> _GIVEN REQUEST_: Omit the pictures, please, and give each record below again exactly.

======== MATERIAL TO PROCESS ========

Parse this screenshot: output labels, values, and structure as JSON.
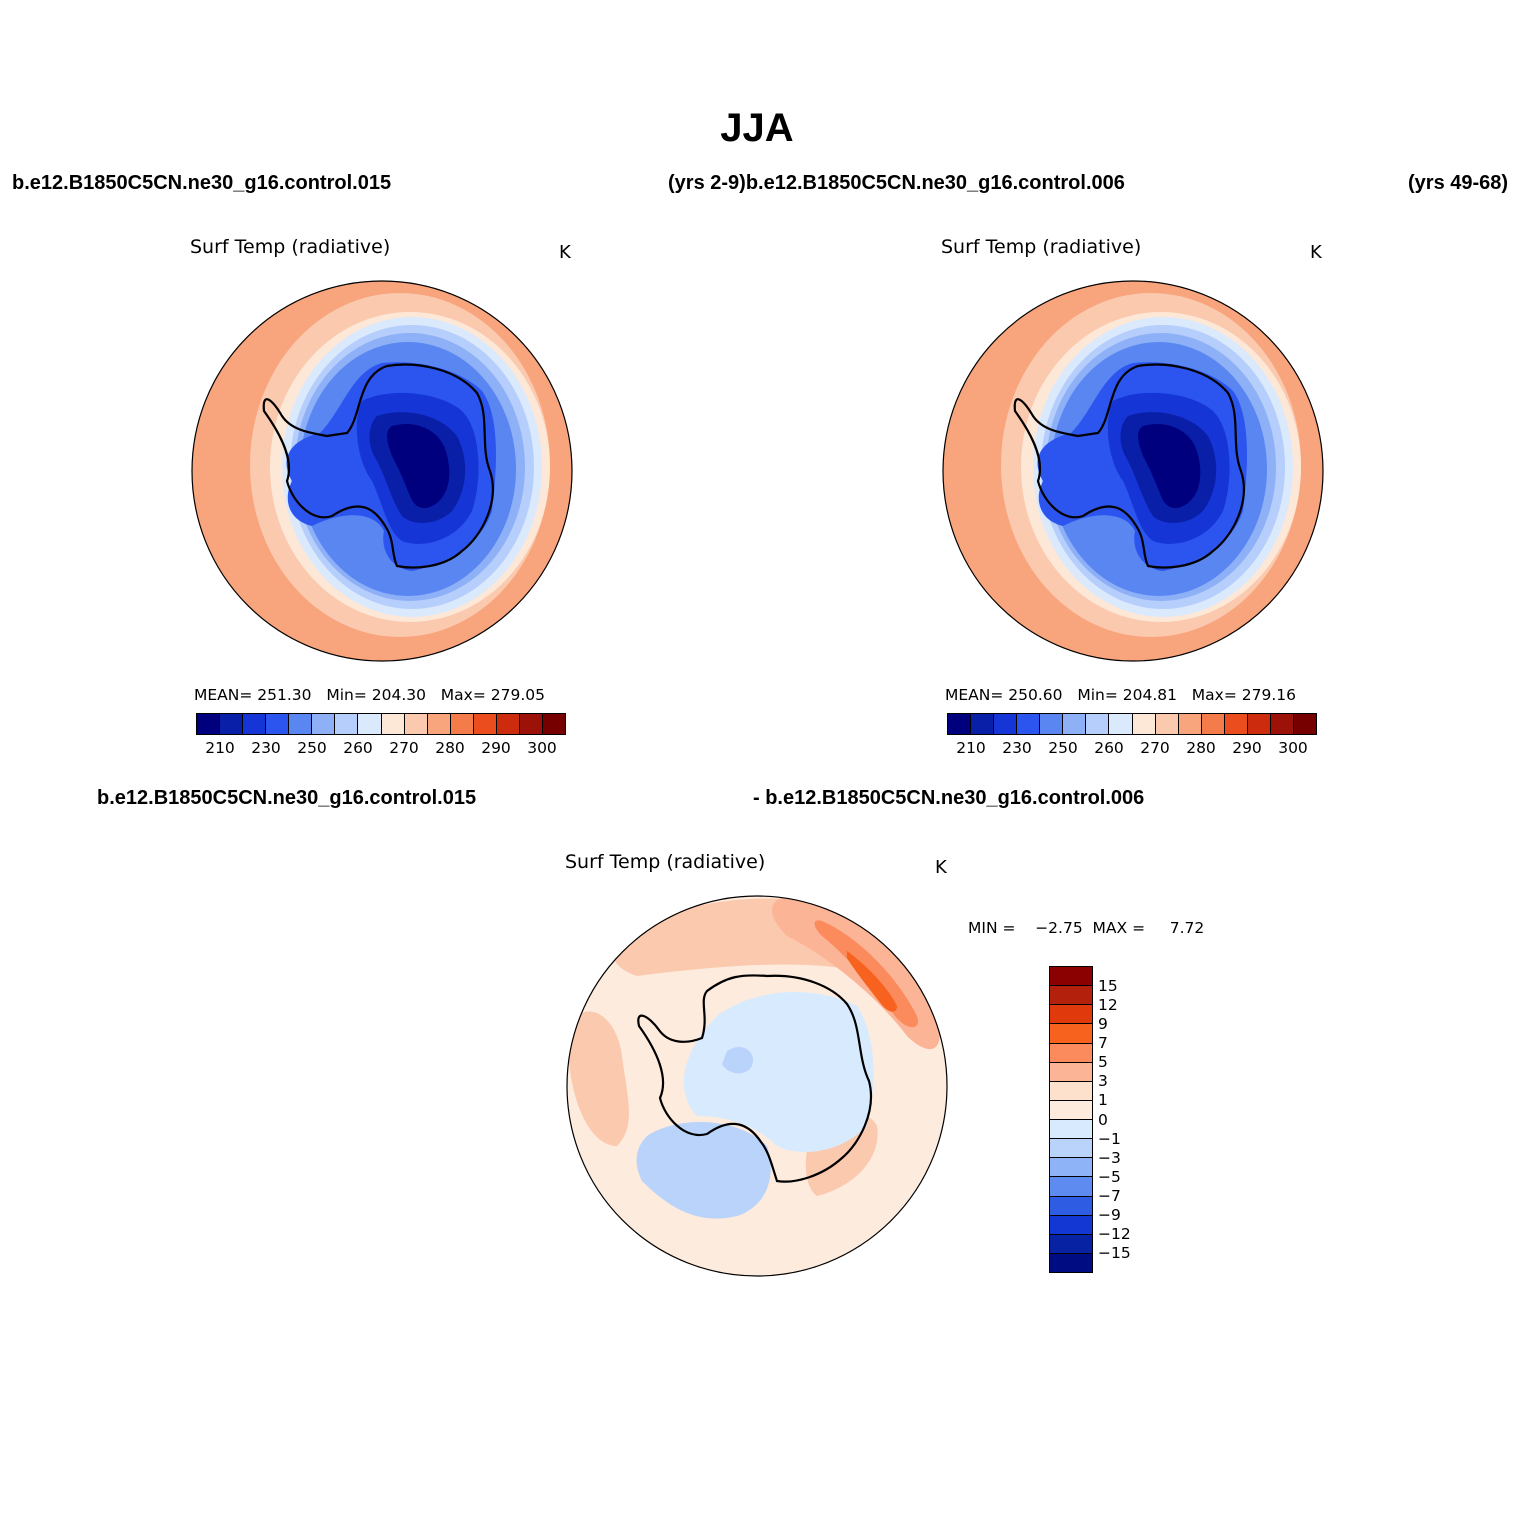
{
  "title": "JJA",
  "case_labels": {
    "left": "b.e12.B1850C5CN.ne30_g16.control.015",
    "middle": "(yrs 2-9)b.e12.B1850C5CN.ne30_g16.control.006",
    "right": "(yrs 49-68)",
    "diff_left": "b.e12.B1850C5CN.ne30_g16.control.015",
    "diff_right": "- b.e12.B1850C5CN.ne30_g16.control.006"
  },
  "panels": [
    {
      "variable": "Surf Temp (radiative)",
      "units": "K",
      "stats": {
        "mean_label": "MEAN=",
        "mean": "251.30",
        "min_label": "Min=",
        "min": "204.30",
        "max_label": "Max=",
        "max": "279.05"
      }
    },
    {
      "variable": "Surf Temp (radiative)",
      "units": "K",
      "stats": {
        "mean_label": "MEAN=",
        "mean": "250.60",
        "min_label": "Min=",
        "min": "204.81",
        "max_label": "Max=",
        "max": "279.16"
      }
    },
    {
      "variable": "Surf Temp (radiative)",
      "units": "K",
      "stats": {
        "min_label": "MIN =",
        "min": "−2.75",
        "max_label": "MAX =",
        "max": "7.72"
      }
    }
  ],
  "colorbar_abs": {
    "colors": [
      "#00007f",
      "#0a1fa8",
      "#1535d6",
      "#2b55ee",
      "#5a86f2",
      "#8eb0f7",
      "#b6cefb",
      "#dbe9fd",
      "#fde7d7",
      "#fbc9ae",
      "#f8a47d",
      "#f47b4a",
      "#eb4d1f",
      "#cc2b0e",
      "#9c1208",
      "#760000"
    ],
    "ticks": [
      "210",
      "230",
      "250",
      "260",
      "270",
      "280",
      "290",
      "300"
    ]
  },
  "colorbar_diff": {
    "colors": [
      "#8b0000",
      "#b3200b",
      "#e0390b",
      "#f7621f",
      "#fb8a5c",
      "#fbb596",
      "#fde1cd",
      "#fdebdd",
      "#d8ebfe",
      "#b9d3fb",
      "#8eb3f7",
      "#5d8bef",
      "#2e5ce3",
      "#1237d3",
      "#0722a2",
      "#000c82"
    ],
    "ticks": [
      "15",
      "12",
      "9",
      "7",
      "5",
      "3",
      "1",
      "0",
      "−1",
      "−3",
      "−5",
      "−7",
      "−9",
      "−12",
      "−15"
    ]
  }
}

========

> _EXERCISE ANSWER_:
Parse this screenshot: output labels, values, and structure as JSON.
{
  "title": "JJA",
  "case_labels": {
    "left": "b.e12.B1850C5CN.ne30_g16.control.015",
    "middle": "(yrs 2-9)b.e12.B1850C5CN.ne30_g16.control.006",
    "right": "(yrs 49-68)",
    "diff_left": "b.e12.B1850C5CN.ne30_g16.control.015",
    "diff_right": "- b.e12.B1850C5CN.ne30_g16.control.006"
  },
  "panels": [
    {
      "variable": "Surf Temp (radiative)",
      "units": "K",
      "stats": {
        "mean_label": "MEAN=",
        "mean": "251.30",
        "min_label": "Min=",
        "min": "204.30",
        "max_label": "Max=",
        "max": "279.05"
      }
    },
    {
      "variable": "Surf Temp (radiative)",
      "units": "K",
      "stats": {
        "mean_label": "MEAN=",
        "mean": "250.60",
        "min_label": "Min=",
        "min": "204.81",
        "max_label": "Max=",
        "max": "279.16"
      }
    },
    {
      "variable": "Surf Temp (radiative)",
      "units": "K",
      "stats": {
        "min_label": "MIN =",
        "min": "−2.75",
        "max_label": "MAX =",
        "max": "7.72"
      }
    }
  ],
  "colorbar_abs": {
    "colors": [
      "#00007f",
      "#0a1fa8",
      "#1535d6",
      "#2b55ee",
      "#5a86f2",
      "#8eb0f7",
      "#b6cefb",
      "#dbe9fd",
      "#fde7d7",
      "#fbc9ae",
      "#f8a47d",
      "#f47b4a",
      "#eb4d1f",
      "#cc2b0e",
      "#9c1208",
      "#760000"
    ],
    "ticks": [
      "210",
      "230",
      "250",
      "260",
      "270",
      "280",
      "290",
      "300"
    ]
  },
  "colorbar_diff": {
    "colors": [
      "#8b0000",
      "#b3200b",
      "#e0390b",
      "#f7621f",
      "#fb8a5c",
      "#fbb596",
      "#fde1cd",
      "#fdebdd",
      "#d8ebfe",
      "#b9d3fb",
      "#8eb3f7",
      "#5d8bef",
      "#2e5ce3",
      "#1237d3",
      "#0722a2",
      "#000c82"
    ],
    "ticks": [
      "15",
      "12",
      "9",
      "7",
      "5",
      "3",
      "1",
      "0",
      "−1",
      "−3",
      "−5",
      "−7",
      "−9",
      "−12",
      "−15"
    ]
  }
}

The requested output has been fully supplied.